Rows from a figure dataset:
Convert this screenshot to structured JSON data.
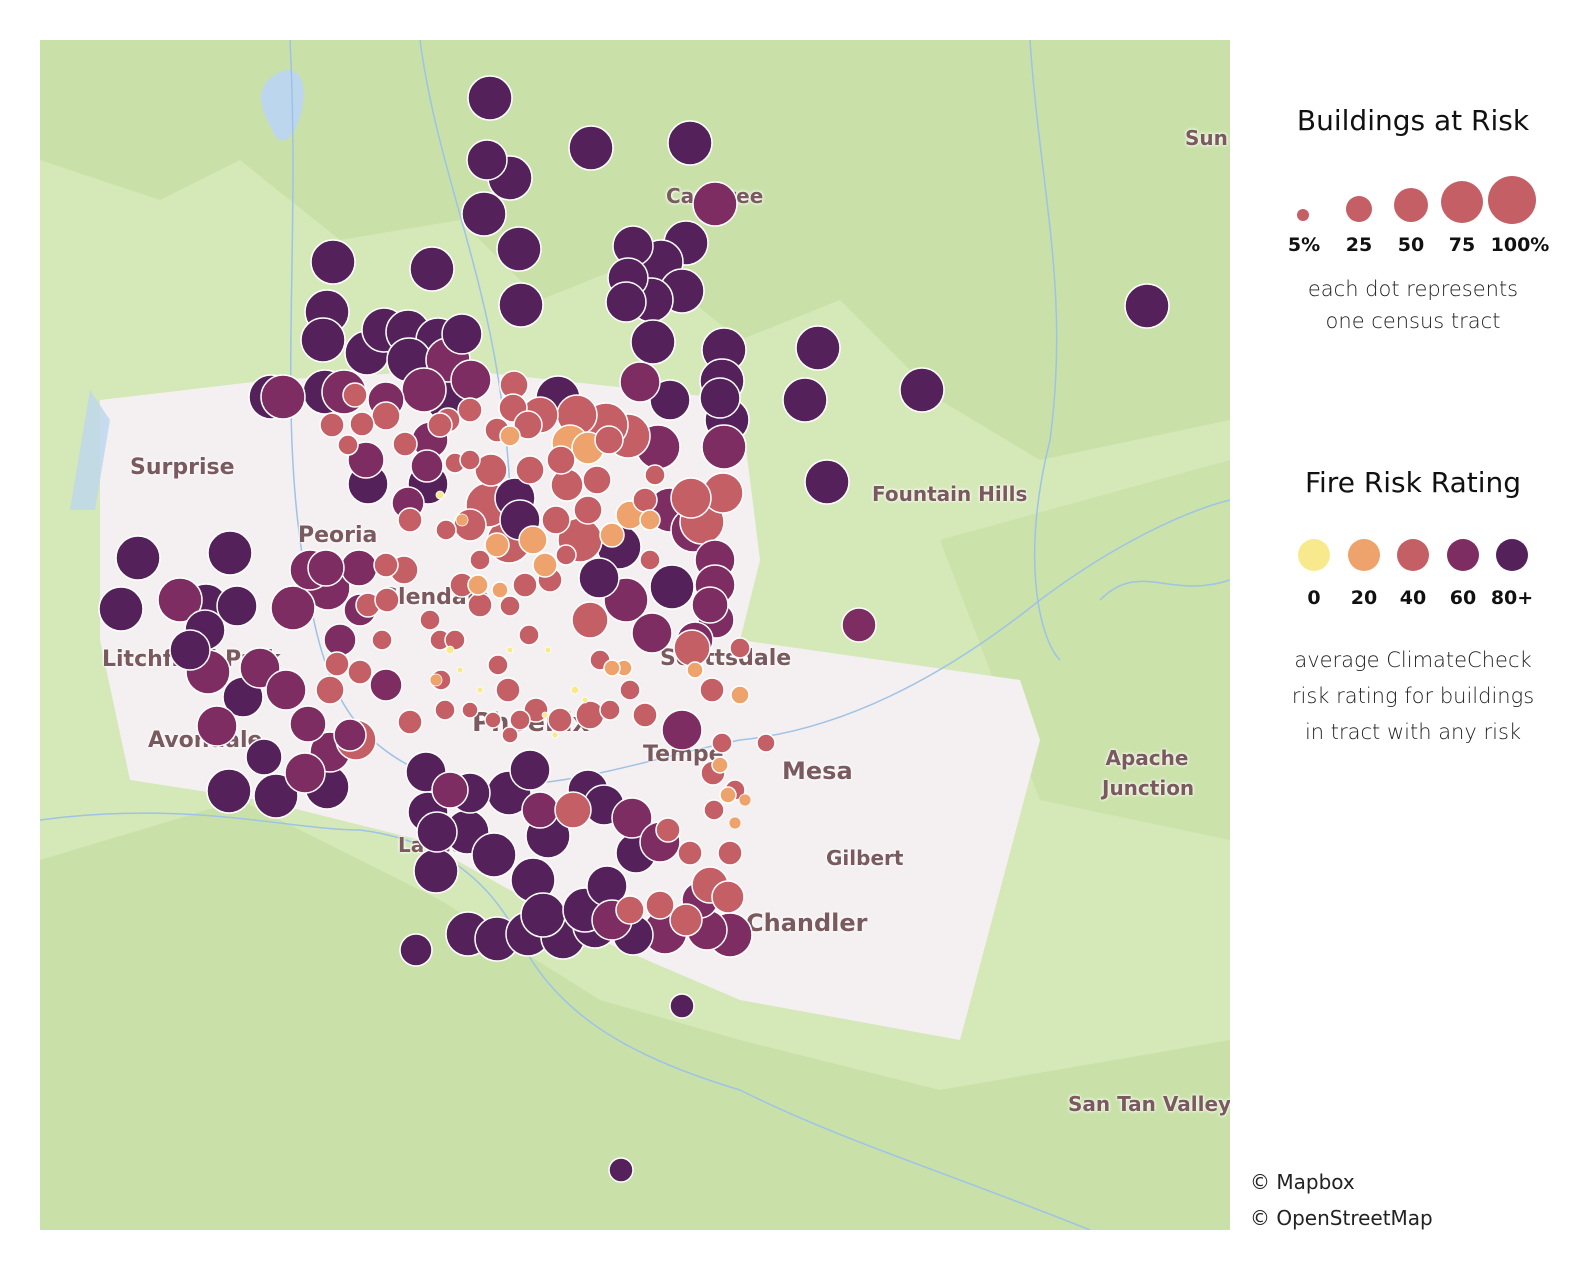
{
  "map": {
    "places": [
      {
        "name": "Surprise"
      },
      {
        "name": "Peoria"
      },
      {
        "name": "Glendale"
      },
      {
        "name": "Litchfield Park"
      },
      {
        "name": "Avondale"
      },
      {
        "name": "Phoenix"
      },
      {
        "name": "Tempe"
      },
      {
        "name": "Scottsdale"
      },
      {
        "name": "Mesa"
      },
      {
        "name": "Gilbert"
      },
      {
        "name": "Chandler"
      },
      {
        "name": "Laveen"
      },
      {
        "name": "Fountain Hills"
      },
      {
        "name": "Apache Junction"
      },
      {
        "name": "San Tan Valley"
      },
      {
        "name": "Carefree"
      },
      {
        "name": "Sun"
      }
    ],
    "colors": {
      "land": "#d5e8b8",
      "urban": "#f4f0f1",
      "forest": "#c6dfa5",
      "water": "#bcd6ee"
    }
  },
  "legend": {
    "size": {
      "title": "Buildings at Risk",
      "labels": [
        "5%",
        "25",
        "50",
        "75",
        "100%"
      ],
      "values_pct": [
        5,
        25,
        50,
        75,
        100
      ],
      "color": "#c45f66",
      "note_line1": "each dot represents",
      "note_line2": "one census tract"
    },
    "color": {
      "title": "Fire Risk Rating",
      "labels": [
        "0",
        "20",
        "40",
        "60",
        "80+"
      ],
      "colors": [
        "#f8ea8c",
        "#eda36b",
        "#c45f66",
        "#7e2d62",
        "#55215a"
      ],
      "note_line1": "average ClimateCheck",
      "note_line2": "risk rating for buildings",
      "note_line3": "in tract with any risk"
    }
  },
  "credits": {
    "mapbox": "© Mapbox",
    "osm": "© OpenStreetMap"
  }
}
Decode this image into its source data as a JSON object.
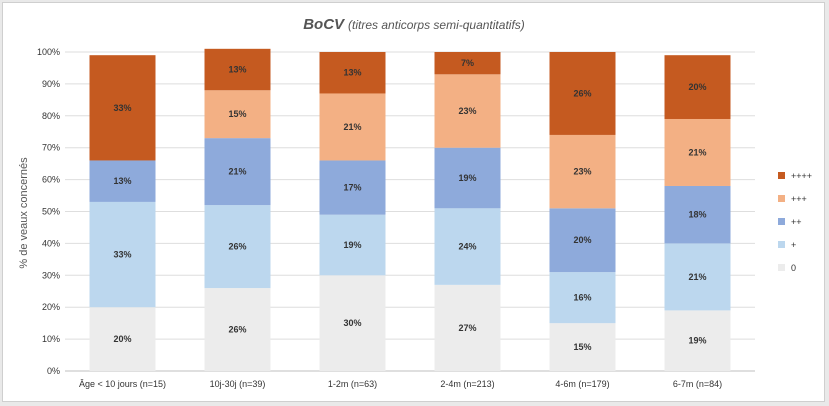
{
  "chart_data": {
    "type": "bar",
    "stacked": true,
    "title": "BoCV",
    "subtitle": "(titres anticorps semi-quantitatifs)",
    "ylabel": "% de veaux concernés",
    "xlabel": "",
    "ylim": [
      0,
      100
    ],
    "yticks": [
      "0%",
      "10%",
      "20%",
      "30%",
      "40%",
      "50%",
      "60%",
      "70%",
      "80%",
      "90%",
      "100%"
    ],
    "grid": true,
    "legend_position": "right",
    "categories": [
      "Âge < 10 jours (n=15)",
      "10j-30j (n=39)",
      "1-2m (n=63)",
      "2-4m (n=213)",
      "4-6m (n=179)",
      "6-7m (n=84)"
    ],
    "series": [
      {
        "name": "0",
        "color": "#ececec",
        "values": [
          20,
          26,
          30,
          27,
          15,
          19
        ],
        "labels": [
          "20%",
          "26%",
          "30%",
          "27%",
          "15%",
          "19%"
        ]
      },
      {
        "name": "+",
        "color": "#bcd7ee",
        "values": [
          33,
          26,
          19,
          24,
          16,
          21
        ],
        "labels": [
          "33%",
          "26%",
          "19%",
          "24%",
          "16%",
          "21%"
        ]
      },
      {
        "name": "++",
        "color": "#8eaadb",
        "values": [
          13,
          21,
          17,
          19,
          20,
          18
        ],
        "labels": [
          "13%",
          "21%",
          "17%",
          "19%",
          "20%",
          "18%"
        ]
      },
      {
        "name": "+++",
        "color": "#f3b084",
        "values": [
          0,
          15,
          21,
          23,
          23,
          21
        ],
        "labels": [
          "",
          "15%",
          "21%",
          "23%",
          "23%",
          "21%"
        ]
      },
      {
        "name": "++++",
        "color": "#c55a20",
        "values": [
          33,
          13,
          13,
          7,
          26,
          20
        ],
        "labels": [
          "33%",
          "13%",
          "13%",
          "7%",
          "26%",
          "20%"
        ]
      }
    ]
  }
}
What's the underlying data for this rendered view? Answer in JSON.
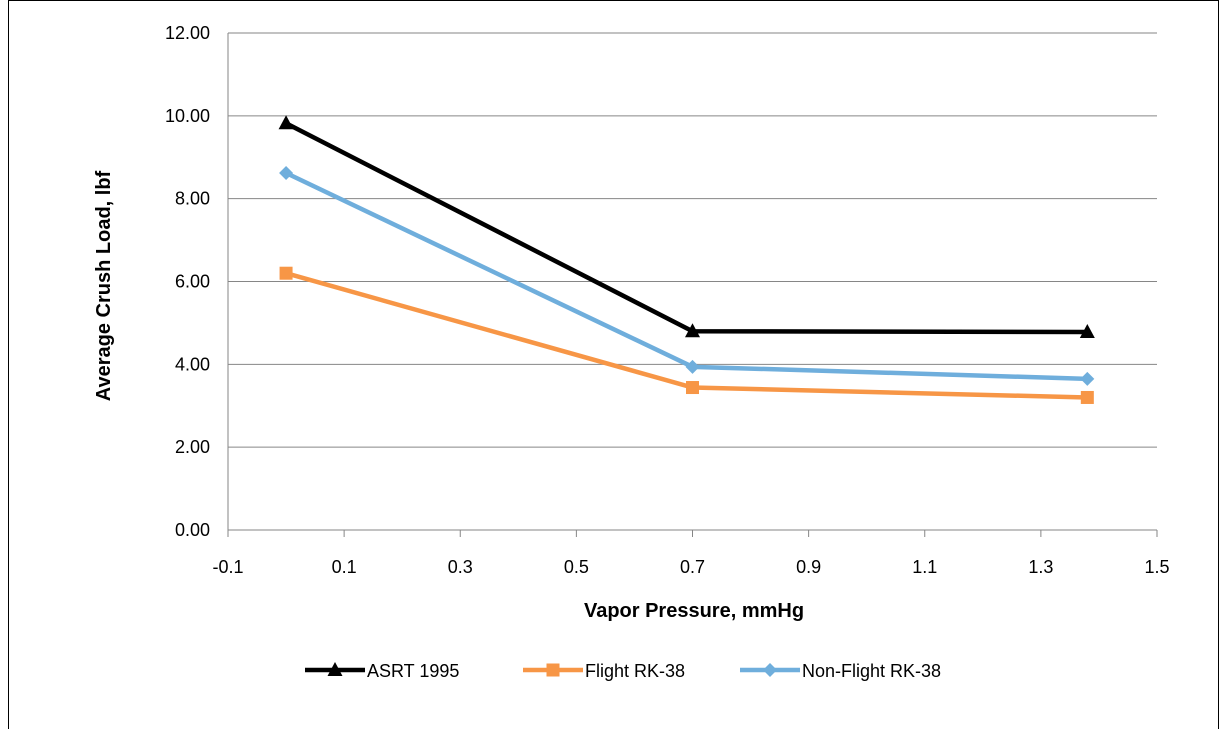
{
  "chart_data": {
    "type": "line",
    "title": "",
    "xlabel": "Vapor Pressure, mmHg",
    "ylabel": "Average Crush Load, lbf",
    "xlim": [
      -0.1,
      1.5
    ],
    "ylim": [
      0,
      12
    ],
    "x_ticks": [
      "-0.1",
      "0.1",
      "0.3",
      "0.5",
      "0.7",
      "0.9",
      "1.1",
      "1.3",
      "1.5"
    ],
    "y_ticks": [
      "0.00",
      "2.00",
      "4.00",
      "6.00",
      "8.00",
      "10.00",
      "12.00"
    ],
    "grid": "horizontal",
    "legend_position": "bottom",
    "series": [
      {
        "name": "ASRT 1995",
        "color": "#000000",
        "marker": "triangle",
        "x": [
          0,
          0.7,
          1.38
        ],
        "y": [
          9.82,
          4.8,
          4.78
        ]
      },
      {
        "name": "Flight RK-38",
        "color": "#F79646",
        "marker": "square",
        "x": [
          0,
          0.7,
          1.38
        ],
        "y": [
          6.2,
          3.44,
          3.2
        ]
      },
      {
        "name": "Non-Flight RK-38",
        "color": "#6FAEDC",
        "marker": "diamond",
        "x": [
          0,
          0.7,
          1.38
        ],
        "y": [
          8.62,
          3.94,
          3.65
        ]
      }
    ]
  }
}
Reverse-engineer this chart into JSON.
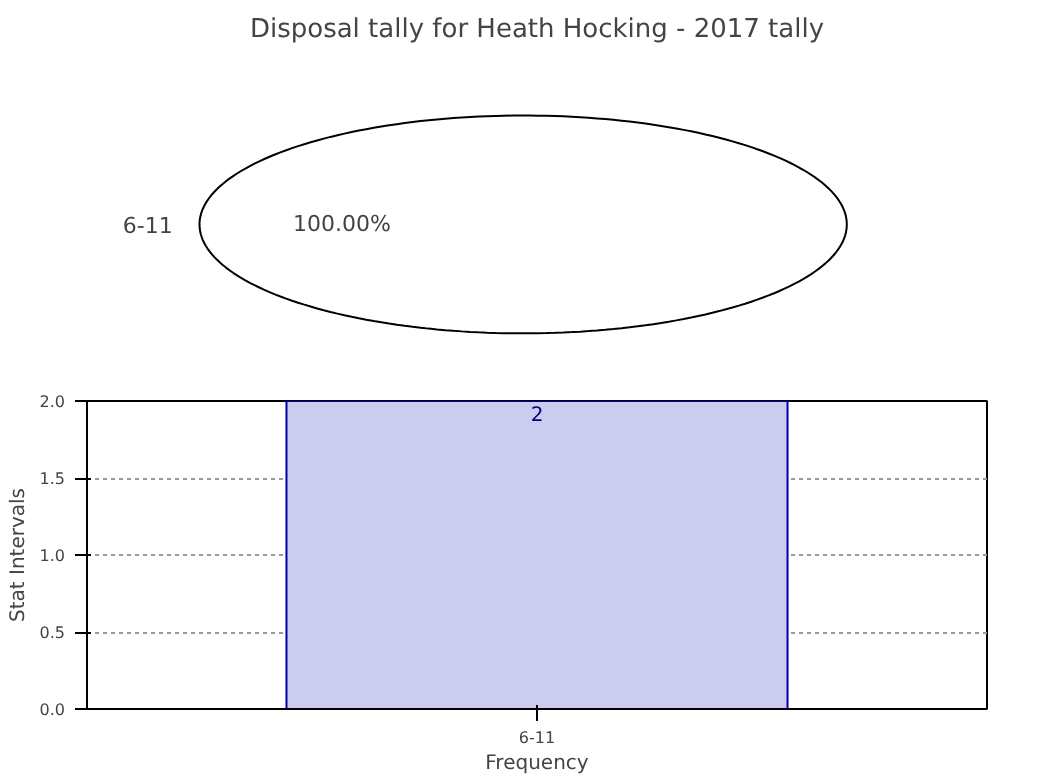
{
  "chart_data": [
    {
      "type": "pie",
      "title": "Disposal tally for Heath Hocking - 2017 tally",
      "categories": [
        "6-11"
      ],
      "values": [
        100
      ],
      "colors": [
        "#ffffff"
      ],
      "value_labels": [
        "100.00%"
      ]
    },
    {
      "type": "bar",
      "categories": [
        "6-11"
      ],
      "values": [
        2
      ],
      "color": "#ccccee",
      "xlabel": "Frequency",
      "ylabel": "Stat Intervals",
      "ylim": [
        0,
        2
      ],
      "yticks": [
        {
          "value": 0,
          "label": "0.0"
        },
        {
          "value": 0.5,
          "label": "0.5"
        },
        {
          "value": 1,
          "label": "1.0"
        },
        {
          "value": 1.5,
          "label": "1.5"
        },
        {
          "value": 2,
          "label": "2.0"
        }
      ],
      "grid": true,
      "data_labels": true
    }
  ]
}
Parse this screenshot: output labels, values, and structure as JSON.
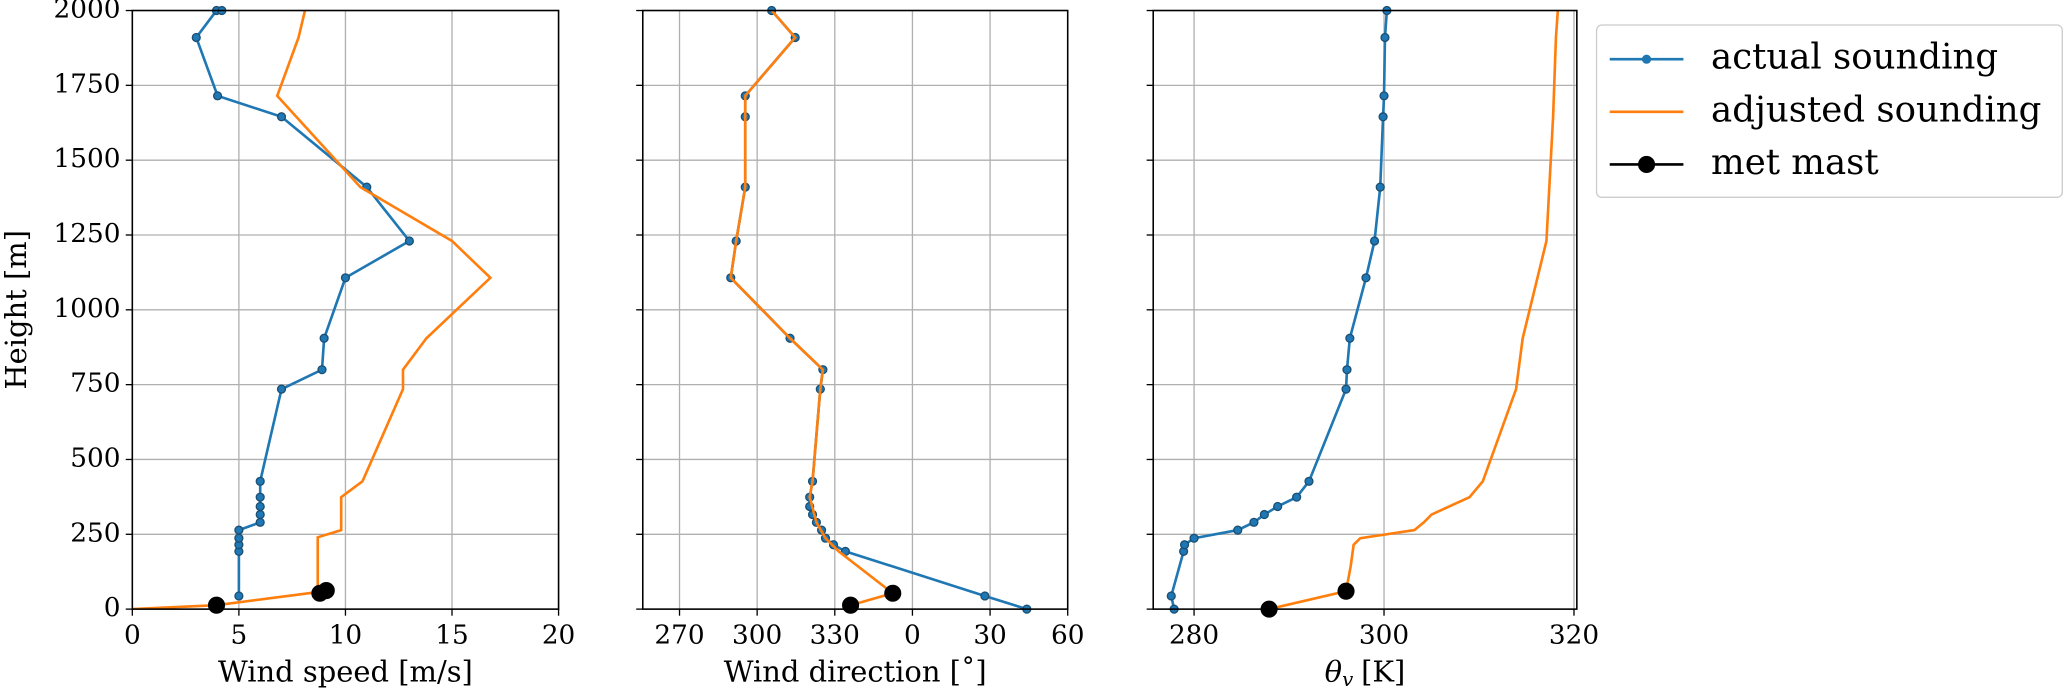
{
  "chart_data": [
    {
      "type": "line",
      "ylabel": "Height [m]",
      "xlabel": "Wind speed [m/s]",
      "xlim": [
        0,
        20
      ],
      "xticks": [
        0,
        5,
        10,
        15,
        20
      ],
      "ylim": [
        0,
        2000
      ],
      "yticks": [
        0,
        250,
        500,
        750,
        1000,
        1250,
        1500,
        1750,
        2000
      ],
      "grid": true,
      "legend": "outside upper right",
      "series": [
        {
          "name": "actual sounding",
          "color": "#1f77b4",
          "marker": "dot",
          "x": [
            5.0,
            5.0,
            5.0,
            5.0,
            5.0,
            6.0,
            6.0,
            6.0,
            6.0,
            6.0,
            7.0,
            8.9,
            9.0,
            10.0,
            13.0,
            11.0,
            7.0,
            4.0,
            3.0,
            3.95,
            4.2
          ],
          "y": [
            44,
            193,
            215,
            237,
            264,
            290,
            316,
            343,
            374,
            427,
            735,
            800,
            905,
            1107,
            1230,
            1410,
            1645,
            1715,
            1910,
            2000,
            2000
          ]
        },
        {
          "name": "adjusted sounding",
          "color": "#ff7f0e",
          "marker": "none",
          "x": [
            0,
            3.95,
            8.7,
            8.7,
            9.8,
            9.8,
            10.8,
            12.7,
            12.7,
            13.8,
            16.8,
            15.0,
            10.7,
            6.8,
            7.8,
            8.1
          ],
          "y": [
            0,
            13,
            57,
            240,
            264,
            374,
            427,
            735,
            800,
            905,
            1107,
            1230,
            1410,
            1715,
            1910,
            2000
          ]
        },
        {
          "name": "met mast",
          "color": "#000000",
          "marker": "big",
          "x": [
            3.95,
            8.8,
            9.1
          ],
          "y": [
            13,
            53,
            62
          ]
        }
      ]
    },
    {
      "type": "line",
      "xlabel": "Wind direction [˚]",
      "xlim": [
        255.8,
        420
      ],
      "xticks": [
        270,
        300,
        330,
        {
          "value": 360,
          "label": "0"
        },
        {
          "value": 390,
          "label": "30"
        },
        {
          "value": 420,
          "label": "60"
        }
      ],
      "ylim": [
        0,
        2000
      ],
      "grid": true,
      "series": [
        {
          "color": "#1f77b4",
          "marker": "dot",
          "x": [
            404.2,
            388.0,
            334.1,
            329.5,
            326.4,
            324.9,
            322.9,
            321.4,
            320.3,
            320.3,
            321.4,
            324.4,
            325.4,
            312.7,
            289.8,
            291.9,
            295.4,
            295.4,
            295.4,
            314.7,
            305.6
          ],
          "y": [
            0,
            44,
            193,
            215,
            237,
            264,
            290,
            316,
            343,
            374,
            427,
            735,
            800,
            905,
            1107,
            1230,
            1410,
            1645,
            1715,
            1910,
            2000
          ]
        },
        {
          "color": "#ff7f0e",
          "marker": "none",
          "x": [
            336.1,
            352.4,
            331.5,
            326.4,
            322.9,
            320.3,
            321.4,
            324.4,
            325.4,
            312.7,
            289.8,
            291.9,
            295.4,
            295.4,
            314.7,
            305.6
          ],
          "y": [
            13,
            53,
            193,
            237,
            290,
            374,
            427,
            735,
            800,
            905,
            1107,
            1230,
            1410,
            1715,
            1910,
            2000
          ]
        },
        {
          "color": "#000000",
          "marker": "big",
          "x": [
            336.1,
            352.4
          ],
          "y": [
            13,
            53
          ]
        }
      ]
    },
    {
      "type": "line",
      "xlabel_symbol": "θ",
      "xlabel_subscript": "v",
      "xlabel_unit": "[K]",
      "xlim": [
        275.7,
        320.3
      ],
      "xticks": [
        280,
        300,
        320
      ],
      "ylim": [
        0,
        2000
      ],
      "grid": true,
      "series": [
        {
          "color": "#1f77b4",
          "marker": "dot",
          "x": [
            277.9,
            277.6,
            278.9,
            279.0,
            280.0,
            284.6,
            286.3,
            287.4,
            288.8,
            290.8,
            292.1,
            296.0,
            296.1,
            296.4,
            298.1,
            299.0,
            299.6,
            299.9,
            300.0,
            300.1,
            300.3
          ],
          "y": [
            0,
            44,
            193,
            215,
            237,
            264,
            290,
            316,
            343,
            374,
            427,
            735,
            800,
            905,
            1107,
            1230,
            1410,
            1645,
            1715,
            1910,
            2000
          ]
        },
        {
          "color": "#ff7f0e",
          "marker": "none",
          "x": [
            287.9,
            296.0,
            296.5,
            296.8,
            297.5,
            303.2,
            304.2,
            305.0,
            309.0,
            310.4,
            313.9,
            314.6,
            317.1,
            317.8,
            318.1,
            318.3
          ],
          "y": [
            0,
            60,
            145,
            215,
            237,
            264,
            290,
            316,
            374,
            427,
            735,
            905,
            1230,
            1645,
            1910,
            2000
          ]
        },
        {
          "color": "#000000",
          "marker": "big",
          "x": [
            287.9,
            296.0
          ],
          "y": [
            0,
            60
          ]
        }
      ]
    }
  ]
}
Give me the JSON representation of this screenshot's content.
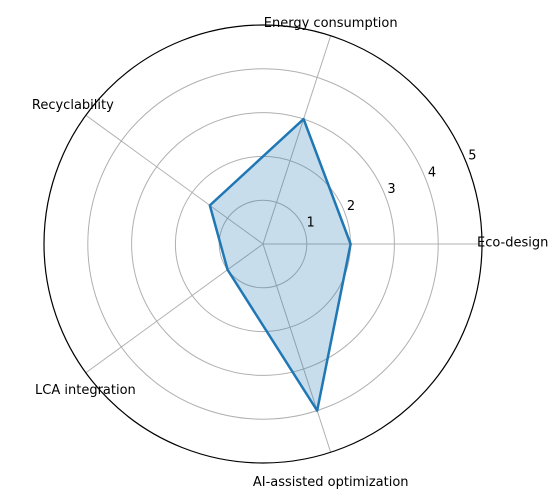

### DIRECTIONS
Find each line that has the word "right", then copy it out.

### IN RESPONSE
    "legend_position": "right",
      "legend": "outside upper right",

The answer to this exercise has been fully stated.